● Directions for this task
Filter the records below down to lines containing "page".

● Provided records

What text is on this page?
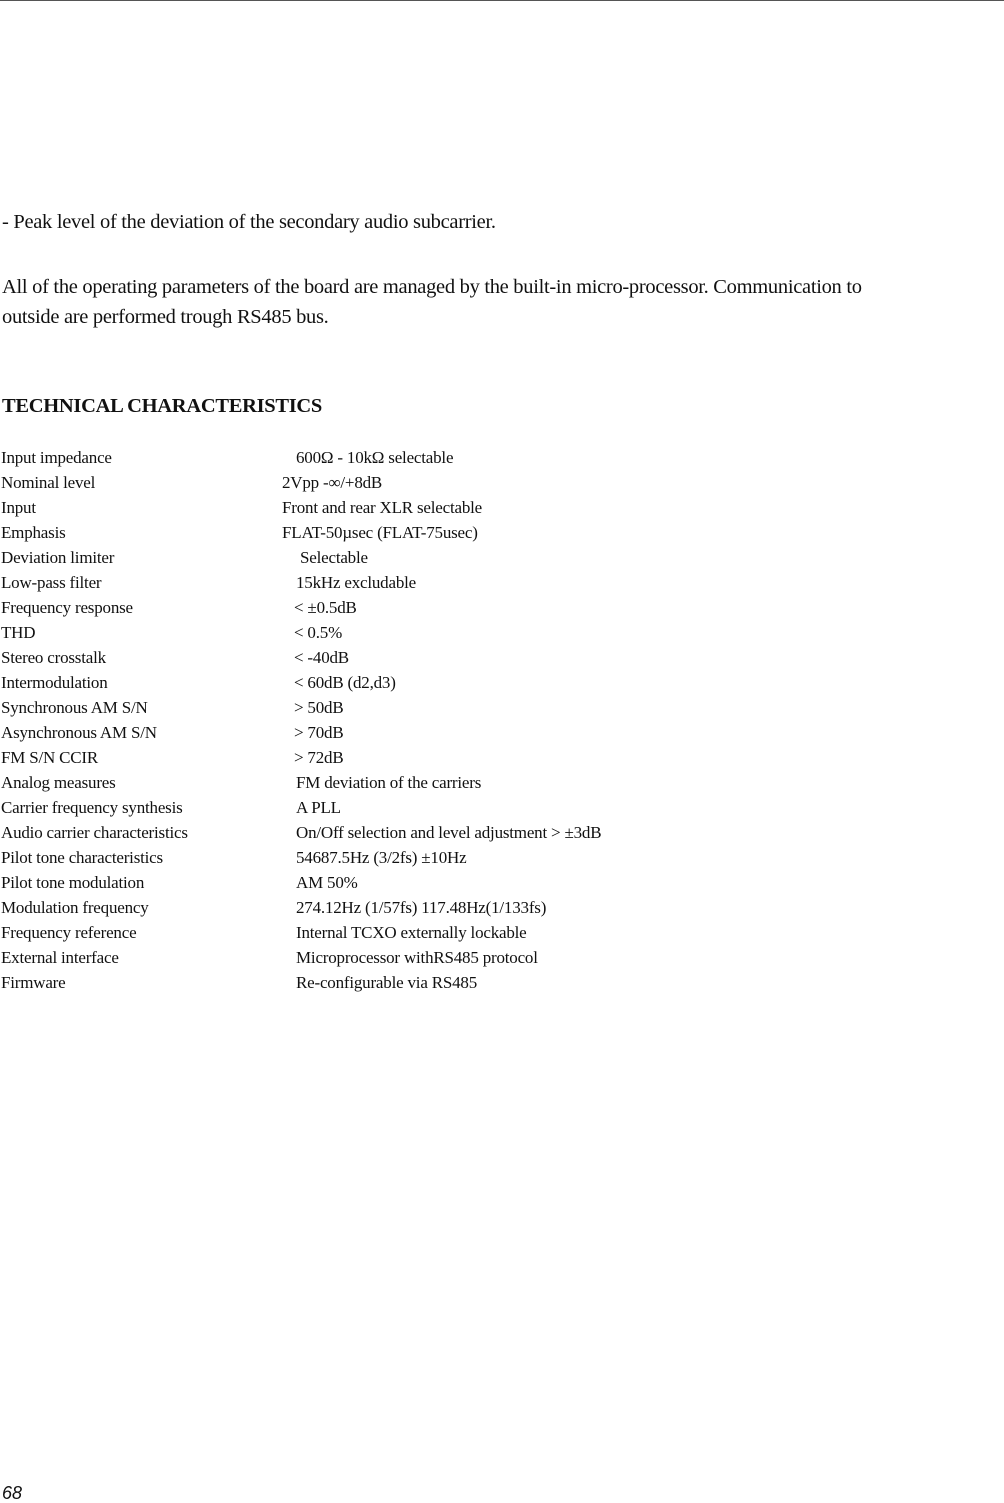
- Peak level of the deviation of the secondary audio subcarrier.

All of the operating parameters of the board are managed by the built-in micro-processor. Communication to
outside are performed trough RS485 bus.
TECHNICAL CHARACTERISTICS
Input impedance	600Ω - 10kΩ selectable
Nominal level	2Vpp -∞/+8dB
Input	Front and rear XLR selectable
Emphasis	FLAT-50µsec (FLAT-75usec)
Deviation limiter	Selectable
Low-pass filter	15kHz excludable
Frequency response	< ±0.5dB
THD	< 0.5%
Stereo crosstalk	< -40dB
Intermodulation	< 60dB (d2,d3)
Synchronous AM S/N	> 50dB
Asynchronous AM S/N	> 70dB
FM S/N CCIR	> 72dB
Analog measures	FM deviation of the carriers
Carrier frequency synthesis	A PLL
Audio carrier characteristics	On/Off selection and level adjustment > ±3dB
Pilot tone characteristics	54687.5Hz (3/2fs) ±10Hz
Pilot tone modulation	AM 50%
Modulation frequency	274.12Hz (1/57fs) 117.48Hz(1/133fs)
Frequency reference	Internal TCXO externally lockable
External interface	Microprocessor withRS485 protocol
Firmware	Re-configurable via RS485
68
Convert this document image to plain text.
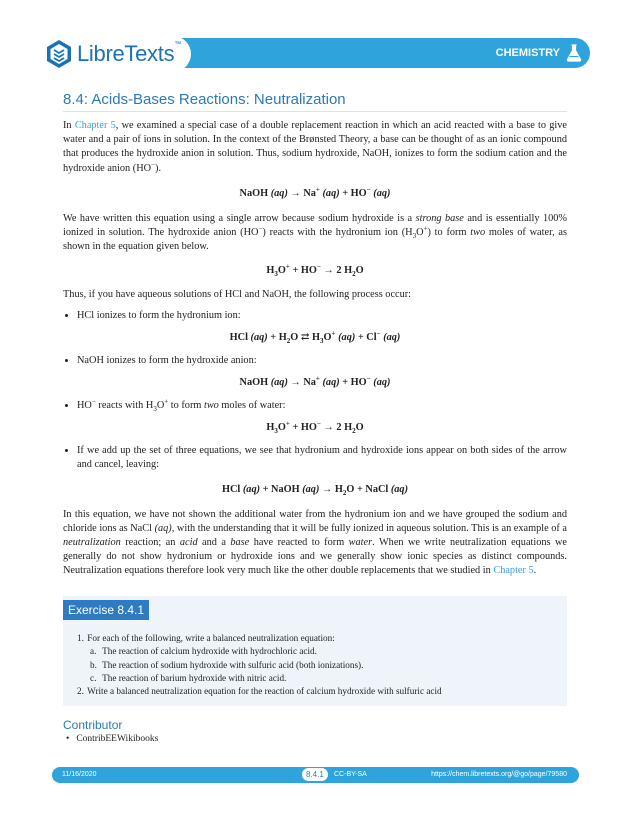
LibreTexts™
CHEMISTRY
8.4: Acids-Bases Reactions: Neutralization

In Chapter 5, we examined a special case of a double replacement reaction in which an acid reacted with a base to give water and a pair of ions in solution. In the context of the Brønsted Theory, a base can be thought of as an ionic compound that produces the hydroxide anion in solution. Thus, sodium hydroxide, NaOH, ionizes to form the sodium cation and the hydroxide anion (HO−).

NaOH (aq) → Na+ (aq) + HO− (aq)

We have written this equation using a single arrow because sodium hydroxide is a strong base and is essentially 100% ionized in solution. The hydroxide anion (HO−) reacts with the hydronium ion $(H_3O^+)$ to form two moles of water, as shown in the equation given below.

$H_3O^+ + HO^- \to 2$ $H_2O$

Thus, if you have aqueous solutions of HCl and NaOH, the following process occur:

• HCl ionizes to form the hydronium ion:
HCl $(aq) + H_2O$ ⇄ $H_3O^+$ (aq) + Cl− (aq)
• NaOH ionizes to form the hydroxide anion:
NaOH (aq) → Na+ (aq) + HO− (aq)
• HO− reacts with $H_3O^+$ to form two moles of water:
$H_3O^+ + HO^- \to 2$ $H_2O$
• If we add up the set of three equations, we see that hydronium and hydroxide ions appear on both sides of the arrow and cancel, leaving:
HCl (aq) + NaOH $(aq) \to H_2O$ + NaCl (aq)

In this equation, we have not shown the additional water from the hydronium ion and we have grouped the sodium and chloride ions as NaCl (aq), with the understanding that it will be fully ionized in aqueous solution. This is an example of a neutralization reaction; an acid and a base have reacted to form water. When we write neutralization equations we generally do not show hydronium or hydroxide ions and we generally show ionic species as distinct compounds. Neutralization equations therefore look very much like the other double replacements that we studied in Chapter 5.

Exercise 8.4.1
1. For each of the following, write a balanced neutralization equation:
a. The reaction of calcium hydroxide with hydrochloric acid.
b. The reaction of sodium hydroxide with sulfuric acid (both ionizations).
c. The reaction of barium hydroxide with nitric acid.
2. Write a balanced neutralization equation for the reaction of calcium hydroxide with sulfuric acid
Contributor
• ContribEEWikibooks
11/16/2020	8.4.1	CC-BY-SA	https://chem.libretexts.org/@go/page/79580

● Result below
What text is on this page?
11/16/2020	8.4.1	CC-BY-SA	https://chem.libretexts.org/@go/page/79580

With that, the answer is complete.